Stated exercise
Retype, unchanged, the lines from the start of the collection entries through the line holding "y-tick-label: 1.02356 bbox=[1853, 670, 1894, 683]", inclusive.

Collection entries
************
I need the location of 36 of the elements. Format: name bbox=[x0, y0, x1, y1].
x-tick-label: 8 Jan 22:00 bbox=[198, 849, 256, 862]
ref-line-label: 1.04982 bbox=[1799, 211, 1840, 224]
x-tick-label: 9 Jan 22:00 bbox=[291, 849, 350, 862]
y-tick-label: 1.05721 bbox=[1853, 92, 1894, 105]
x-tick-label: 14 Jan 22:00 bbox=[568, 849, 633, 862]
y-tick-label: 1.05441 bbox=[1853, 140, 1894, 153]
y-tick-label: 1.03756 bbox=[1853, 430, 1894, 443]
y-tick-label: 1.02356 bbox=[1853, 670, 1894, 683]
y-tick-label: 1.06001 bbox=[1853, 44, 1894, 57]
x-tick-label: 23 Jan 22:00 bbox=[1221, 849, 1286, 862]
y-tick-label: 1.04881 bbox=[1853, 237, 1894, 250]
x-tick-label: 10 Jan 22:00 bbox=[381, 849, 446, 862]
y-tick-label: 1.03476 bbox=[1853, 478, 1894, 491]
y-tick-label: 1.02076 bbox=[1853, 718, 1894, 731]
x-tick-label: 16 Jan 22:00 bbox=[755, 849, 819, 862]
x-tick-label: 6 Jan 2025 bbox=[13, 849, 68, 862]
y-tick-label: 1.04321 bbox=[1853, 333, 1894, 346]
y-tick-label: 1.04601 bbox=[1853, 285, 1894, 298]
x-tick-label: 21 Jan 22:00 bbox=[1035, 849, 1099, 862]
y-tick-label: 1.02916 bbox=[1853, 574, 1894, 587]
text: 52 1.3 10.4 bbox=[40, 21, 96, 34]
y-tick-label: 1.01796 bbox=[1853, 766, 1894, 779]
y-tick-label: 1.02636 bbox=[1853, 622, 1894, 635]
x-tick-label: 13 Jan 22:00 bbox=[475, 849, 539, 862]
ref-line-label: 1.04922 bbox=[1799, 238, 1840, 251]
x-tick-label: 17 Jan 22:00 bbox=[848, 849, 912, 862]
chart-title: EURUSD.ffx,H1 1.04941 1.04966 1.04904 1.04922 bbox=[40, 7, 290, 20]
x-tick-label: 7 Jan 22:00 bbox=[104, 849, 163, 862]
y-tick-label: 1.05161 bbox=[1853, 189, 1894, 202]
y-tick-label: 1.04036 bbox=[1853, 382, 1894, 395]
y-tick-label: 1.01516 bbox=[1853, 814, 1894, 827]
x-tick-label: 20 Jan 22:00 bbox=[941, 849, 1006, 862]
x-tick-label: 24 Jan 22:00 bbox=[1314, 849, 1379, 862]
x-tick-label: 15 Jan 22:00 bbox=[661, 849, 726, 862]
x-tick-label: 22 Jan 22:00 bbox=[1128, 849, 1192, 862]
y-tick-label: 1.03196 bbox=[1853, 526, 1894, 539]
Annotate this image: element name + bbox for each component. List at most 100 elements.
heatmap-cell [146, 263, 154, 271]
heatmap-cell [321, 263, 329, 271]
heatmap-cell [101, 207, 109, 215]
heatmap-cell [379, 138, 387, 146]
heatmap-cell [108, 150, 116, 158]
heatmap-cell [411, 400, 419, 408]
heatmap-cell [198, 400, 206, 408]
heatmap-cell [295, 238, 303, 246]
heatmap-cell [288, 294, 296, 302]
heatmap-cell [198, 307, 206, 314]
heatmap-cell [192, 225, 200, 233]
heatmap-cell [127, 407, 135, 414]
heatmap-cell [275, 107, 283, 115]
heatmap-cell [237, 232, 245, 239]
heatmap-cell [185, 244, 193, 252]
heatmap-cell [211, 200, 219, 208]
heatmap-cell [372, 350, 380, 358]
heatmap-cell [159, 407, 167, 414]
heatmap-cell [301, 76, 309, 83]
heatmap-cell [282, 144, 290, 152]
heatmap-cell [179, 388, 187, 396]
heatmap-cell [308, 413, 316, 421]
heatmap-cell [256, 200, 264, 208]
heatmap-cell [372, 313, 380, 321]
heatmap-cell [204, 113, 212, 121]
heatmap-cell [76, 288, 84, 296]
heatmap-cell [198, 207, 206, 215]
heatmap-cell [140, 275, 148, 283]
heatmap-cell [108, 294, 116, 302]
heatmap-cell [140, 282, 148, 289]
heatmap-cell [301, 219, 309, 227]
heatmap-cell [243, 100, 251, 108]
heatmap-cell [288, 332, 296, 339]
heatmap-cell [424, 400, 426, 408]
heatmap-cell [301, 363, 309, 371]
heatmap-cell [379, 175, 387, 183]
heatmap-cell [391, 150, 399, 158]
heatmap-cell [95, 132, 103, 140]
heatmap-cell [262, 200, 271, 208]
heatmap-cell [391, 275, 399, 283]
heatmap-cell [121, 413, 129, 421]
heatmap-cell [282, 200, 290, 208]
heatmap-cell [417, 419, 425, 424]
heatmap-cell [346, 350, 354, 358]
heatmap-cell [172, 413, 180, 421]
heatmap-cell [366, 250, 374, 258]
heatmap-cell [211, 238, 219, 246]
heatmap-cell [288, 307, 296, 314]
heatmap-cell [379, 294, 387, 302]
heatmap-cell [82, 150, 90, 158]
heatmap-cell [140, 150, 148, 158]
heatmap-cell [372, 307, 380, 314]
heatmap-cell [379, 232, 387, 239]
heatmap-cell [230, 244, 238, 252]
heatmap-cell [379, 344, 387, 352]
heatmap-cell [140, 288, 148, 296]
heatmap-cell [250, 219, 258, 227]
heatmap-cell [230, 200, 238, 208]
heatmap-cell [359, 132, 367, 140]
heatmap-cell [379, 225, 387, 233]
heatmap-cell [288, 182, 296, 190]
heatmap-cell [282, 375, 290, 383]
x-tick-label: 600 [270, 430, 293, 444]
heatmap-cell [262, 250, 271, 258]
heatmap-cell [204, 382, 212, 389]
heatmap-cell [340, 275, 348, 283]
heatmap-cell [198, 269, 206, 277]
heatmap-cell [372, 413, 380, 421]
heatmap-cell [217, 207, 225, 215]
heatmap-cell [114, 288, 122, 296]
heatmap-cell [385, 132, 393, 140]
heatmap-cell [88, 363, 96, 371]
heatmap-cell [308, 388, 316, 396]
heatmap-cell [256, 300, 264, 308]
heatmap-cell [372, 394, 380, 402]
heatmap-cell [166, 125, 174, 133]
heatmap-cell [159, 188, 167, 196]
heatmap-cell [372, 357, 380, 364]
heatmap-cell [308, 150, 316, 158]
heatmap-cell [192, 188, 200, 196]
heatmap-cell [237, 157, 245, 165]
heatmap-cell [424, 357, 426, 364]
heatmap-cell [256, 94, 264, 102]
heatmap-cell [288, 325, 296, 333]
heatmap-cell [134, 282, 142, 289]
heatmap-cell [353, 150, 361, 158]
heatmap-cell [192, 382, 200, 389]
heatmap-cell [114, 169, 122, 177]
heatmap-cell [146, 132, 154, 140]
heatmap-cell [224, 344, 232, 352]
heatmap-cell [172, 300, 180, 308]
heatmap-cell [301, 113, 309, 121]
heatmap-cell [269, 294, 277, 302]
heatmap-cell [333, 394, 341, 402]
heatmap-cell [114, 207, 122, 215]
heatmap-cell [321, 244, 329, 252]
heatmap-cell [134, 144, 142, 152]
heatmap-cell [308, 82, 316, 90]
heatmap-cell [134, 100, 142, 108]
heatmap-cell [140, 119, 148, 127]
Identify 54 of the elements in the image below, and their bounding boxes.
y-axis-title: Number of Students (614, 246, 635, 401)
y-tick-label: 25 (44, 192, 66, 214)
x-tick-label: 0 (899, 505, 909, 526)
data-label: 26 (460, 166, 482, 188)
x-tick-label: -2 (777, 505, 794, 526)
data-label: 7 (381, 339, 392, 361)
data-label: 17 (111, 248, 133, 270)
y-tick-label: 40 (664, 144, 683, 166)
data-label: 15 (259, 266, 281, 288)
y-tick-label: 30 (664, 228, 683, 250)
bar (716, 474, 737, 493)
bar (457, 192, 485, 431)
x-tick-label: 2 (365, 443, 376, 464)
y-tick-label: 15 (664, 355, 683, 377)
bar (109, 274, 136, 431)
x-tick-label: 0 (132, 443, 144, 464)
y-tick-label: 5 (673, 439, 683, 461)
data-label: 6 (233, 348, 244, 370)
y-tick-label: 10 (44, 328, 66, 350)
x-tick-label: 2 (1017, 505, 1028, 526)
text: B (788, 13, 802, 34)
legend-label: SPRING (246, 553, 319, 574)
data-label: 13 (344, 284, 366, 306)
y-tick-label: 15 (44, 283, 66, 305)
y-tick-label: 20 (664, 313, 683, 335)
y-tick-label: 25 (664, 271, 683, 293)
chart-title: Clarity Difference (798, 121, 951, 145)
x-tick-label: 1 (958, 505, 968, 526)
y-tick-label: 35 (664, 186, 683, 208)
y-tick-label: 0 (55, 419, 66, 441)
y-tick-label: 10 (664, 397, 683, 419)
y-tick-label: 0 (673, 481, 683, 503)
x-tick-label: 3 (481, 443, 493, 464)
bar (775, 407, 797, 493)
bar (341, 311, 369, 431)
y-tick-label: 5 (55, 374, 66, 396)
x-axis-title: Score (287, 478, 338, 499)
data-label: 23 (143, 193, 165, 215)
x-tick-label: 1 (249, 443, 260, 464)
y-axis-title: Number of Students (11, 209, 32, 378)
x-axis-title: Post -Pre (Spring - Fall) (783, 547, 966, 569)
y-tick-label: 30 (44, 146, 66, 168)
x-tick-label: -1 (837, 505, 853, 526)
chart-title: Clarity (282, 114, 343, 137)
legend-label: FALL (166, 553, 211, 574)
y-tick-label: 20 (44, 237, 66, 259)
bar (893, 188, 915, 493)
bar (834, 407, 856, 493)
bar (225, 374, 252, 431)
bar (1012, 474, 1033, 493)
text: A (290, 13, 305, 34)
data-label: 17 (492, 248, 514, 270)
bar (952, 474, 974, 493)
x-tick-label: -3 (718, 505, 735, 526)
************
The result
I need the location of 36 of the elements. Format: name bbox=[x0, y0, x1, y1].
x-tick-label: 8 Jan 22:00 bbox=[198, 849, 256, 862]
ref-line-label: 1.04982 bbox=[1799, 211, 1840, 224]
x-tick-label: 9 Jan 22:00 bbox=[291, 849, 350, 862]
y-tick-label: 1.05721 bbox=[1853, 92, 1894, 105]
x-tick-label: 14 Jan 22:00 bbox=[568, 849, 633, 862]
y-tick-label: 1.05441 bbox=[1853, 140, 1894, 153]
y-tick-label: 1.03756 bbox=[1853, 430, 1894, 443]
y-tick-label: 1.02356 bbox=[1853, 670, 1894, 683]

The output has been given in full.